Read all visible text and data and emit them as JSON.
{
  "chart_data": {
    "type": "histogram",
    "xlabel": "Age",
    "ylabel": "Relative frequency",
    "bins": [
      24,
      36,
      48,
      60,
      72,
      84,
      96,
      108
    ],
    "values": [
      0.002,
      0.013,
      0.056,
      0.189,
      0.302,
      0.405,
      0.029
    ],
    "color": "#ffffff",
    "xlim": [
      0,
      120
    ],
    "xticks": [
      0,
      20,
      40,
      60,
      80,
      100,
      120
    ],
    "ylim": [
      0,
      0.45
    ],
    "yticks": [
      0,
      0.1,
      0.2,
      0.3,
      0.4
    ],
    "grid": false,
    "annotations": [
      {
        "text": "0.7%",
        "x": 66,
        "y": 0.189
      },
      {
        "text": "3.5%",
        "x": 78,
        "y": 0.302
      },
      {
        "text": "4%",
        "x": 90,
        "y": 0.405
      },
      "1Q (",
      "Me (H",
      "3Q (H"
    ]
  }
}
•••••
__WRITTEN EXERCISE__.
Each line of the material above either contains the word "text" or does not; state how many do, and nothing else.

__EXPECTED OUTPUT__.
4